┌────────

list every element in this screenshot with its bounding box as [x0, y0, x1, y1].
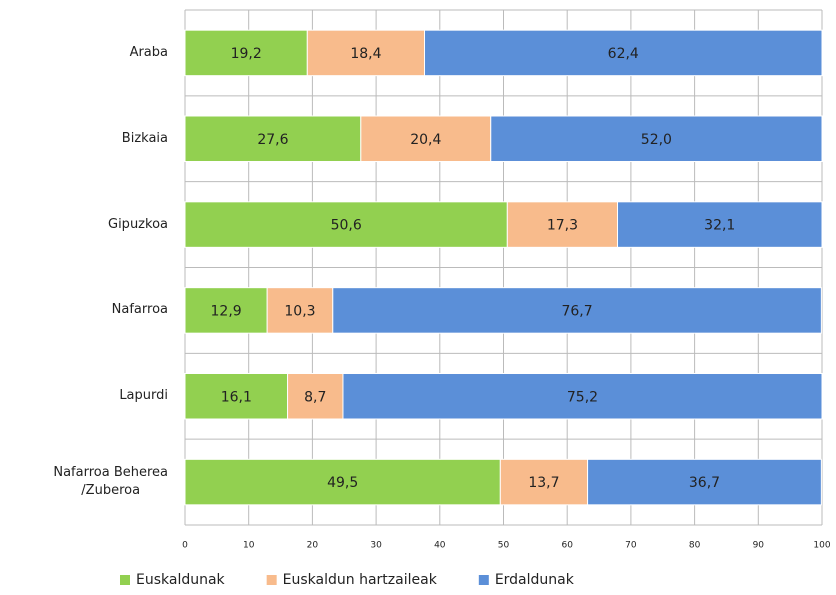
x-tick-label: 10: [243, 541, 255, 551]
x-tick-label: 90: [753, 541, 765, 551]
legend-swatch: [478, 575, 489, 585]
bar-segment: [587, 458, 822, 506]
data-label: 20,4: [410, 132, 441, 148]
data-label: 49,5: [327, 475, 358, 491]
data-label: 18,4: [350, 46, 381, 62]
data-label: 17,3: [547, 218, 578, 234]
legend-swatch: [266, 575, 277, 585]
x-tick-label: 0: [182, 541, 188, 551]
bar-segment: [424, 29, 823, 77]
data-label: 52,0: [641, 132, 672, 148]
y-tick-label: Araba: [129, 44, 168, 60]
x-tick-label: 70: [625, 541, 637, 551]
y-tick-label: Bizkaia: [121, 130, 168, 146]
y-tick-label: Nafarroa: [111, 302, 168, 318]
data-label: 10,3: [284, 303, 315, 319]
bar-segment: [184, 287, 268, 334]
data-label: 12,9: [211, 303, 242, 319]
data-label: 36,7: [689, 475, 720, 491]
data-label: 27,6: [257, 132, 288, 148]
legend-label: Erdaldunak: [495, 572, 575, 588]
legend-swatch: [120, 575, 130, 585]
bar-segment: [617, 201, 823, 248]
data-label: 19,2: [231, 46, 262, 62]
x-tick-label: 30: [370, 541, 382, 551]
bar-segment: [506, 201, 619, 248]
legend-label: Euskaldunak: [136, 572, 226, 588]
bar-segment: [184, 115, 362, 162]
bar-segment: [306, 29, 426, 77]
y-tick-label: Gipuzkoa: [108, 216, 168, 232]
bar-segment: [184, 29, 308, 77]
bar-segment: [184, 458, 501, 506]
data-label: 50,6: [331, 218, 362, 234]
bar-segment: [499, 458, 589, 506]
bar-segment: [490, 115, 823, 162]
bar-segment: [287, 373, 344, 420]
bar-segment: [332, 287, 822, 334]
data-label: 76,7: [561, 303, 592, 319]
data-label: 32,1: [704, 218, 735, 234]
x-tick-label: 40: [434, 541, 446, 551]
x-tick-label: 60: [561, 541, 573, 551]
y-tick-label: Nafarroa Beherea /Zuberoa: [53, 465, 168, 499]
data-label: 75,2: [567, 389, 598, 405]
x-tick-label: 20: [307, 541, 319, 551]
data-label: 8,7: [304, 389, 326, 405]
x-tick-label: 80: [689, 541, 701, 551]
x-tick-label: 100: [813, 541, 830, 551]
bar-segment: [342, 373, 823, 420]
data-label: 16,1: [221, 389, 252, 405]
bar-segment: [184, 373, 289, 420]
x-tick-label: 50: [498, 541, 510, 551]
data-label: 13,7: [528, 475, 559, 491]
y-tick-label: Lapurdi: [119, 388, 168, 404]
bar-segment: [184, 201, 508, 248]
data-label: 62,4: [608, 46, 639, 62]
legend-label: Euskaldun hartzaileak: [283, 572, 438, 588]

└────────

» THE TASK:
Collect every line in the records that contains the string "Nafarroa", and copy each such line in full.

» FULL ANSWER:
y-tick-label: Nafarroa: [111, 302, 168, 318]
y-tick-label: Nafarroa Beherea /Zuberoa: [53, 465, 168, 499]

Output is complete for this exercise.